>>
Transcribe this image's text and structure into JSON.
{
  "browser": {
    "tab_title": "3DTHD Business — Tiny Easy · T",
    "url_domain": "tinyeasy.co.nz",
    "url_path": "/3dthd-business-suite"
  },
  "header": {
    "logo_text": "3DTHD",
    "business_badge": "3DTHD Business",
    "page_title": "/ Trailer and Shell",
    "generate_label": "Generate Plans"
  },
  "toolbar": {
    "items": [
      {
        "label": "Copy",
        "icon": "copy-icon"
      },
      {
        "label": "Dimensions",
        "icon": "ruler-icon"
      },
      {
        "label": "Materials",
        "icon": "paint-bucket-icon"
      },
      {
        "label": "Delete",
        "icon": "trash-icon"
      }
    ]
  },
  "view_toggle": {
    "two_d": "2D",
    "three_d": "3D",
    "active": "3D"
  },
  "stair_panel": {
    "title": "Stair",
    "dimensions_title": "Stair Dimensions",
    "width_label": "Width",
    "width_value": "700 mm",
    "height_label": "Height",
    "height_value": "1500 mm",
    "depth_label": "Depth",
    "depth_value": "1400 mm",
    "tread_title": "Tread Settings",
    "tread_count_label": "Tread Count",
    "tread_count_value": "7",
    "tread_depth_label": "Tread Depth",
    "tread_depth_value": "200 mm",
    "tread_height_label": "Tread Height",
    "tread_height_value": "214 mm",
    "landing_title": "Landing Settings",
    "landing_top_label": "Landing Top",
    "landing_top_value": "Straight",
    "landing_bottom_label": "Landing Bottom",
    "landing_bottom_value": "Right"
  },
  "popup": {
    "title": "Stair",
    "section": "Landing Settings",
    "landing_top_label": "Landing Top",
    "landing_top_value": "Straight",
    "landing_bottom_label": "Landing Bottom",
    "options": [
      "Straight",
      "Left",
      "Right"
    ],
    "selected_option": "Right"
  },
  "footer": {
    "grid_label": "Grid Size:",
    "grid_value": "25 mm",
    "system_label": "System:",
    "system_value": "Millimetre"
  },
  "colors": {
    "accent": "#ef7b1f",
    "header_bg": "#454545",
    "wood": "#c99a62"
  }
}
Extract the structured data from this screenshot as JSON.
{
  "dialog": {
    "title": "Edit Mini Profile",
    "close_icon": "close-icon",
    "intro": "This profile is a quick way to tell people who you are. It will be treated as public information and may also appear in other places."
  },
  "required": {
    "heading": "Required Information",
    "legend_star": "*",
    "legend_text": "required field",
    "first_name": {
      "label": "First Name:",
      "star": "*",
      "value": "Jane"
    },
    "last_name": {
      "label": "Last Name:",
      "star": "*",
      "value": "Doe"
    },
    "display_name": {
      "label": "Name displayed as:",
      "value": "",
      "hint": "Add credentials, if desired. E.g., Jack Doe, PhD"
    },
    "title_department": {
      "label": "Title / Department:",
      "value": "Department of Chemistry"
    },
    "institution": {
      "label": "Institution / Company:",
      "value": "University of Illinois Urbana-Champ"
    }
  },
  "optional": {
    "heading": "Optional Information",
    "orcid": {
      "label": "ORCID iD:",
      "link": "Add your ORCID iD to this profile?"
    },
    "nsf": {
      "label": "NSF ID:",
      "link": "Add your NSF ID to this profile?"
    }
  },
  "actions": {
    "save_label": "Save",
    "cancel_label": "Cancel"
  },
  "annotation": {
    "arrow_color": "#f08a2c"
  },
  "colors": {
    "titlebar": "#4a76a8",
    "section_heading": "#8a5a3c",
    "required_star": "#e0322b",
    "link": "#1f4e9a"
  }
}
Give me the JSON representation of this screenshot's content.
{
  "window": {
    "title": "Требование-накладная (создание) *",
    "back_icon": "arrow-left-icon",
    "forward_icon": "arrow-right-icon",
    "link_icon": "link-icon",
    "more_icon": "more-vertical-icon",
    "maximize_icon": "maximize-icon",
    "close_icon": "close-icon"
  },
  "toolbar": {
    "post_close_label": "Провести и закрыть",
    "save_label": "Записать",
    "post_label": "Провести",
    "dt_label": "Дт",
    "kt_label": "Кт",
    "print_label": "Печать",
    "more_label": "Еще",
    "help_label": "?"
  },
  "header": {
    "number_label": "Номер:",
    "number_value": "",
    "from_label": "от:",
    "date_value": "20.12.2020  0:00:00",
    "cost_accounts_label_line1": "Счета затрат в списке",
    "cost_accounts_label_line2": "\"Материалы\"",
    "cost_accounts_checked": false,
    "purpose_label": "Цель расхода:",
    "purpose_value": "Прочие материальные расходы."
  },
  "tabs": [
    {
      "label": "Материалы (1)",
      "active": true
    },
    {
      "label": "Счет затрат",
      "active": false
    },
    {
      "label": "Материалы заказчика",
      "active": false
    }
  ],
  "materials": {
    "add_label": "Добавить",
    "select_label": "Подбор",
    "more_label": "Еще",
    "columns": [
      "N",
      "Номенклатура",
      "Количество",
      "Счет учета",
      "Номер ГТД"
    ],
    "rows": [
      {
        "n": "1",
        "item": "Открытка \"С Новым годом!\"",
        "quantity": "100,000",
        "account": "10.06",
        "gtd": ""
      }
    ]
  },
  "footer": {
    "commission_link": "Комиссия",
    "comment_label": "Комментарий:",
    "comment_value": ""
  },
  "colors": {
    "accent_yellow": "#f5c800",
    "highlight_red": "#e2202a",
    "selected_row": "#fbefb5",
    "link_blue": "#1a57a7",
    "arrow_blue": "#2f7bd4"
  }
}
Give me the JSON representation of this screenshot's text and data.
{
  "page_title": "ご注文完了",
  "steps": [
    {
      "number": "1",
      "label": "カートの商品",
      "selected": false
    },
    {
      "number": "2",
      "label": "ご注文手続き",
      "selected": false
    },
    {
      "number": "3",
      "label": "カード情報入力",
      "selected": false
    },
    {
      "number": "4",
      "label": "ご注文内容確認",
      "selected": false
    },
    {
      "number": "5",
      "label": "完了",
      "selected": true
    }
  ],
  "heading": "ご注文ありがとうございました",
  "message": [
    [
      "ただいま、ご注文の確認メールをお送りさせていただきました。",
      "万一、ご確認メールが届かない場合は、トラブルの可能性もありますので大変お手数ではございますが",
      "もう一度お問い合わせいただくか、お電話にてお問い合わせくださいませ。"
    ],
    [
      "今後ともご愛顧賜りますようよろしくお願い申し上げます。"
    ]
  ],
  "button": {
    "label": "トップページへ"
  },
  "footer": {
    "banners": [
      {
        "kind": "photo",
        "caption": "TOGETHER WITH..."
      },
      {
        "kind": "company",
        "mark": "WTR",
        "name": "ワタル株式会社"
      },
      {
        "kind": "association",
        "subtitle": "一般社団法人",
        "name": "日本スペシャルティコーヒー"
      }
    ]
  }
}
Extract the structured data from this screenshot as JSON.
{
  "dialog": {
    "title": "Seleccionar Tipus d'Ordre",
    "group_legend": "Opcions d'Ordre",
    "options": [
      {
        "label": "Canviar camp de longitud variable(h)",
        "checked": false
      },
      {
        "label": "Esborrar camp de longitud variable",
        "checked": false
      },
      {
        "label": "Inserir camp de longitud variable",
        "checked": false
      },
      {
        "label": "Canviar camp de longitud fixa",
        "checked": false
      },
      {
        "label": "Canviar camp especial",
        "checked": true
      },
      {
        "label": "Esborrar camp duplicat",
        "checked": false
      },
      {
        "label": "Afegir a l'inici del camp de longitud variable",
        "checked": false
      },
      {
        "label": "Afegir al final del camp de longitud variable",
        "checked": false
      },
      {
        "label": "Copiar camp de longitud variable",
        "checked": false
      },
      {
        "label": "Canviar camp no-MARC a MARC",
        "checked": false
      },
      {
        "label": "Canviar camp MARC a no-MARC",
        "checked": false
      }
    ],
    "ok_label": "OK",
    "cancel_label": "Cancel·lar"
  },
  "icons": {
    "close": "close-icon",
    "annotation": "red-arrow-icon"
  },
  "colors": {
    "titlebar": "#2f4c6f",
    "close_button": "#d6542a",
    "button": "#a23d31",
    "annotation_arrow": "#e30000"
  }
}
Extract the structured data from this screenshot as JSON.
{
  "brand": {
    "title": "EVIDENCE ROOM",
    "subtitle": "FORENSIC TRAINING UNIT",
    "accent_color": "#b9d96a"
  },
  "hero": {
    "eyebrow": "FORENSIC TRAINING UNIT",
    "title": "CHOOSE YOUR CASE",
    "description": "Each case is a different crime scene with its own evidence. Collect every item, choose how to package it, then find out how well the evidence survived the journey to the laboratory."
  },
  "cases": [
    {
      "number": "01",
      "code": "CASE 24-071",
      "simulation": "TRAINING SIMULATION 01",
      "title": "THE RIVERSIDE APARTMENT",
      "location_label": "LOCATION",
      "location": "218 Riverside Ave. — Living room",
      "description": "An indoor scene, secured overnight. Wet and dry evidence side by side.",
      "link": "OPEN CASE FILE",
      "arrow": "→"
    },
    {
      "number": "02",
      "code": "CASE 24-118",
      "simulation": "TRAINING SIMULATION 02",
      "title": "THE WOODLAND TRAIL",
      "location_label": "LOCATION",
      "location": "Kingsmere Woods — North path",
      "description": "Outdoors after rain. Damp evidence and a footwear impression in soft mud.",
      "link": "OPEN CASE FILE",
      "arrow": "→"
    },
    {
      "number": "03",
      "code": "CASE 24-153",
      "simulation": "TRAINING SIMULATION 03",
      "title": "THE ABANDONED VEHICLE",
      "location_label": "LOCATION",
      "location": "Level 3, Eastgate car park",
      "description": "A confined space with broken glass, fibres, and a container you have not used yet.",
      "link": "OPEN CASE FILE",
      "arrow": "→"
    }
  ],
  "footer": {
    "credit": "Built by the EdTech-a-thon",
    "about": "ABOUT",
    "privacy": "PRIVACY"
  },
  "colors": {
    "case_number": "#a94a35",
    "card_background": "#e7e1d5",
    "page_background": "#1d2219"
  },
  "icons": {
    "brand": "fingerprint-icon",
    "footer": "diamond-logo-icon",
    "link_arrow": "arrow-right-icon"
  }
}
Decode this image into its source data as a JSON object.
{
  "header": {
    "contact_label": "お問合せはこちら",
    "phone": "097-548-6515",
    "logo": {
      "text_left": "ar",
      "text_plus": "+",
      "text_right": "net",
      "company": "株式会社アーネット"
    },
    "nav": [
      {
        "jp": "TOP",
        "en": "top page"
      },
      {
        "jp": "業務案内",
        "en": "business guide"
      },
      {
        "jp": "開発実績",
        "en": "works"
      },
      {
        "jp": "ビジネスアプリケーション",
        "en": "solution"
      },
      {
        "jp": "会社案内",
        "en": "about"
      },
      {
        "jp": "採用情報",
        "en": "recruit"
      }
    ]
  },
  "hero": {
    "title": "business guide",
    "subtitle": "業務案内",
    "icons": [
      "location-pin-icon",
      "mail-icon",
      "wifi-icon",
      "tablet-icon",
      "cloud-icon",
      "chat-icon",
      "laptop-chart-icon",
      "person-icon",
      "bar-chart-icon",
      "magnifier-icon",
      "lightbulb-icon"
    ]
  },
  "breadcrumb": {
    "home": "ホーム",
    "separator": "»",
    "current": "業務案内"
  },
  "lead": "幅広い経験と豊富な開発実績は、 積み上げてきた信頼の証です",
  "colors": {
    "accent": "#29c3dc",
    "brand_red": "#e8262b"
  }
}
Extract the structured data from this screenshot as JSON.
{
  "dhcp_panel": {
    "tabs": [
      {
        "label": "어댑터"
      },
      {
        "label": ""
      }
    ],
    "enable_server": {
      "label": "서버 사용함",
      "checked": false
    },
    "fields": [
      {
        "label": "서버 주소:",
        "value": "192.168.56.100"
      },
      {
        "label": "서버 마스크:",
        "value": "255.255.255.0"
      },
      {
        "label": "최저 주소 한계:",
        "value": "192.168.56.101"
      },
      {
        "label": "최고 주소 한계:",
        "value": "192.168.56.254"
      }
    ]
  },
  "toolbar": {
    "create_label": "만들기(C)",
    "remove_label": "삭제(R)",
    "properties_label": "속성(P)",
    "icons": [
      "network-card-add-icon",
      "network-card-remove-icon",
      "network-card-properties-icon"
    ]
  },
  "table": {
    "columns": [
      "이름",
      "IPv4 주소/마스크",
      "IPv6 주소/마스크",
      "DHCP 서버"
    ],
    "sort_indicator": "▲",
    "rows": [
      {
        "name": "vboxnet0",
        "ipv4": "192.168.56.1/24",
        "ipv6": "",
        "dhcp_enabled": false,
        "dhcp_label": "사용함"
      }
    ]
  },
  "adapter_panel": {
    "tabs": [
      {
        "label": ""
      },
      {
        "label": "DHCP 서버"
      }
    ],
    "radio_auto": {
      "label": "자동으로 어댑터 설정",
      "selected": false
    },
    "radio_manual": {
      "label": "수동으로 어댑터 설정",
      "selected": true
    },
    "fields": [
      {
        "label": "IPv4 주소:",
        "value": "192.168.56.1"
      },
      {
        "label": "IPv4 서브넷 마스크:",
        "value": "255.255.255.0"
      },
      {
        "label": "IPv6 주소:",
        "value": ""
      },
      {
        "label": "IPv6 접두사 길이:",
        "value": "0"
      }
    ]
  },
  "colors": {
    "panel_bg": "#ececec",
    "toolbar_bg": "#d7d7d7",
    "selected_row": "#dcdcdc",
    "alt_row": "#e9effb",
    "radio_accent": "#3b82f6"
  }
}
<<
• Instruction: Scan the records above for the string "variable", then select every line that holds it.

• Expected answer:
        "label": "Canviar camp de longitud variable(h)",
        "label": "Esborrar camp de longitud variable",
        "label": "Inserir camp de longitud variable",
        "label": "Afegir a l'inici del camp de longitud variable",
        "label": "Afegir al final del camp de longitud variable",
        "label": "Copiar camp de longitud variable",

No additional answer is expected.